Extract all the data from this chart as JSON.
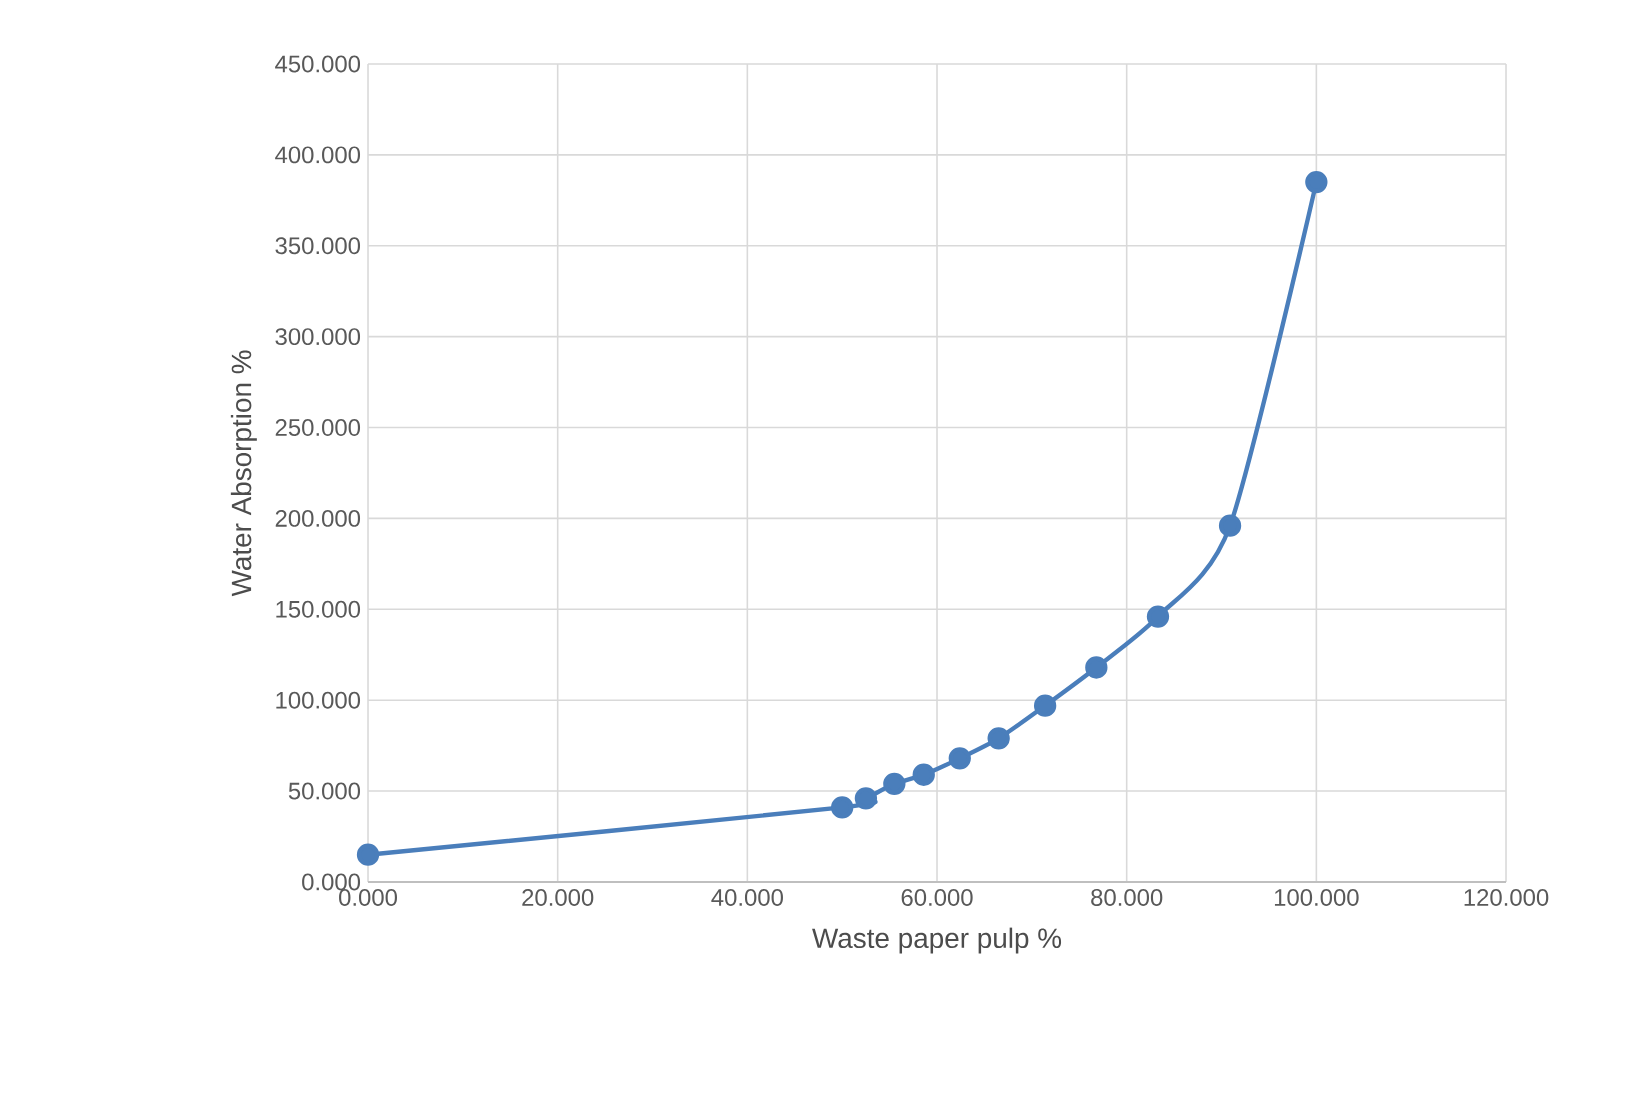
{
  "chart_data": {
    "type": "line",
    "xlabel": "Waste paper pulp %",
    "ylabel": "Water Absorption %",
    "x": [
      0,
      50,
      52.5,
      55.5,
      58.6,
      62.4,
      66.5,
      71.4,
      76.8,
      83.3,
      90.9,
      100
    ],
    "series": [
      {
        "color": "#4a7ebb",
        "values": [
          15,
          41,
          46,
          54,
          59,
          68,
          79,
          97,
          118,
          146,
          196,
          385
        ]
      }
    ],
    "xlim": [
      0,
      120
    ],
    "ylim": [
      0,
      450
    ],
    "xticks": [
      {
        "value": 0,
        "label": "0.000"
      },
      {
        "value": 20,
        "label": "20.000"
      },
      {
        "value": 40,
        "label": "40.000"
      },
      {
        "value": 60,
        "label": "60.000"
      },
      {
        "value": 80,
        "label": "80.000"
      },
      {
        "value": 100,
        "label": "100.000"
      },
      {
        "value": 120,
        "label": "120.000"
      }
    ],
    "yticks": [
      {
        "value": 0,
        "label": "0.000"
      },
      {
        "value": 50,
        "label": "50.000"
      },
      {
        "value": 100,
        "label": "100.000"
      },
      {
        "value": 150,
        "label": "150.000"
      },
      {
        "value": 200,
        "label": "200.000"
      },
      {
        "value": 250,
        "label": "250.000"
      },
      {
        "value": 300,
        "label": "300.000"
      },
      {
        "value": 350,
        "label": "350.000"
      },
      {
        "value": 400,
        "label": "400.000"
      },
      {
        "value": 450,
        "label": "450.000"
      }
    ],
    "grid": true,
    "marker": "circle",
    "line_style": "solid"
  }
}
::::
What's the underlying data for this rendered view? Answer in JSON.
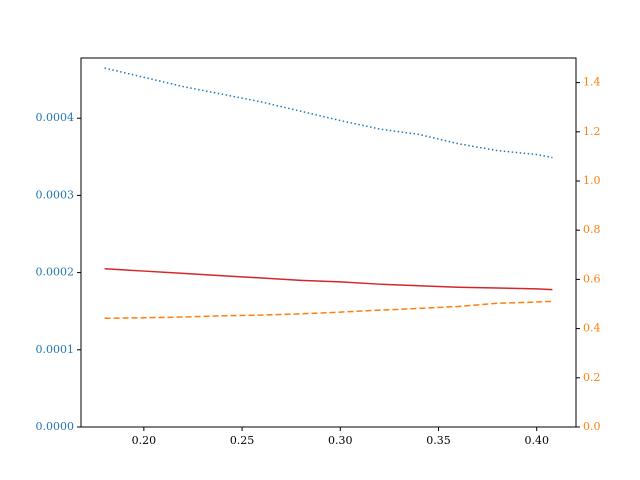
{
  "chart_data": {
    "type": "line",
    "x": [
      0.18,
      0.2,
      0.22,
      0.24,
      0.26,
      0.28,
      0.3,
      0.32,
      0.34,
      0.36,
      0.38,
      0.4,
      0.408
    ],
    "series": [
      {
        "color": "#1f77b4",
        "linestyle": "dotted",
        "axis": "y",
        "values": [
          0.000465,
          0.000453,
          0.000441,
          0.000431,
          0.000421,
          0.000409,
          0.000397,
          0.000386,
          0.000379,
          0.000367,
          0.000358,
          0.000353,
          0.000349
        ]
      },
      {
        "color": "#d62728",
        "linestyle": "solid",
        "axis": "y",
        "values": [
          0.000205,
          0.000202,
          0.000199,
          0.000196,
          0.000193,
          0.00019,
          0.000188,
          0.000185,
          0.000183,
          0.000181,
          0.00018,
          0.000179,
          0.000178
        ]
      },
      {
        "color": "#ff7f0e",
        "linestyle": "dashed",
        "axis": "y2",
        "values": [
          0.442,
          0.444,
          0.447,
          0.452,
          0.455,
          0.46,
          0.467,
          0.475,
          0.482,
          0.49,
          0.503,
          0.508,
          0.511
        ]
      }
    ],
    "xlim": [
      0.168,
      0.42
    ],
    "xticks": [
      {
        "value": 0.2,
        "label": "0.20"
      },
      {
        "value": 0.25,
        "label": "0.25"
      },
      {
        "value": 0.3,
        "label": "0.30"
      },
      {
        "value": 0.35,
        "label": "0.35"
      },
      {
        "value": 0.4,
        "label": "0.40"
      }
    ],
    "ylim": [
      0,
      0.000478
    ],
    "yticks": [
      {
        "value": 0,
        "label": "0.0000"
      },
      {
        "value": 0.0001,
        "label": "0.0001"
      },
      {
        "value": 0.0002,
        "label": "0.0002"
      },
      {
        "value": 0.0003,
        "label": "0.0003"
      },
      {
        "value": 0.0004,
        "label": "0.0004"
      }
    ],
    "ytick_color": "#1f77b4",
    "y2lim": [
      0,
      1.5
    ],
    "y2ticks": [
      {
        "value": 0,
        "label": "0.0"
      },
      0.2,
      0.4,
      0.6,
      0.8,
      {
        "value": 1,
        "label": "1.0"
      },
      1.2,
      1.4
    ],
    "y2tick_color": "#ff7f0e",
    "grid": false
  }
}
::::
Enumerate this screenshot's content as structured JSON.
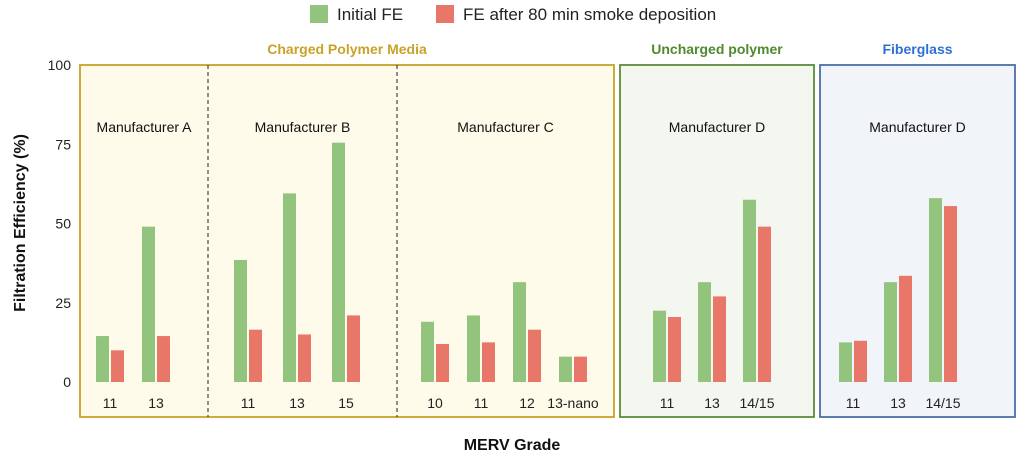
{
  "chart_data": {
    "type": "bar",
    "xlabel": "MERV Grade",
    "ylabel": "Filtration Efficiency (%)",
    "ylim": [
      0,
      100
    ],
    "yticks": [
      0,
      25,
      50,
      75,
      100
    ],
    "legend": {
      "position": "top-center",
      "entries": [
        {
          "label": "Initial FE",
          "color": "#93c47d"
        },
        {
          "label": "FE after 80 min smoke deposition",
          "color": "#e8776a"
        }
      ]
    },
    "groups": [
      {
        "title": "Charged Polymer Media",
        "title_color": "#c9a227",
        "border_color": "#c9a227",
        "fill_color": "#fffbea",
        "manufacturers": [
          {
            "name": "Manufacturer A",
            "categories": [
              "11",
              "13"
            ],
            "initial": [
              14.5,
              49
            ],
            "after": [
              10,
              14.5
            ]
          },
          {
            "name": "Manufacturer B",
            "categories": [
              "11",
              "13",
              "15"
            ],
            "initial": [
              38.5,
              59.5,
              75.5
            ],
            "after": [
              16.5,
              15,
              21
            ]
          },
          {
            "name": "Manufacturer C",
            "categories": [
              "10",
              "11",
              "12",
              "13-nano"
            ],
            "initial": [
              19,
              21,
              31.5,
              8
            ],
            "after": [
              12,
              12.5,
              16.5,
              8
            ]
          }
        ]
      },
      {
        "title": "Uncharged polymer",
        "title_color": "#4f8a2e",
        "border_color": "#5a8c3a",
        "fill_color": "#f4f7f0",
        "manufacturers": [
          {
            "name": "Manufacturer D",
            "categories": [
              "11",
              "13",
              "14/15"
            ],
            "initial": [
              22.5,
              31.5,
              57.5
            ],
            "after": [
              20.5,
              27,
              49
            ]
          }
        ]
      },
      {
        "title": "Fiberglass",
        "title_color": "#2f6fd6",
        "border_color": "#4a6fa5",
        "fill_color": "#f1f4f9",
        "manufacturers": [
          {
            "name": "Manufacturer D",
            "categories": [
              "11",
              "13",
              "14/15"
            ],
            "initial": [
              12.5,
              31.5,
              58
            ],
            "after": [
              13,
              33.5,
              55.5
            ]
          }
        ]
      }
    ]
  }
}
::::
[Task to carry out] Search the data for the string "name". List each line that has it.

[Result for this exercise]
            "name": "Manufacturer A",
            "name": "Manufacturer B",
            "name": "Manufacturer C",
            "name": "Manufacturer D",
            "name": "Manufacturer D",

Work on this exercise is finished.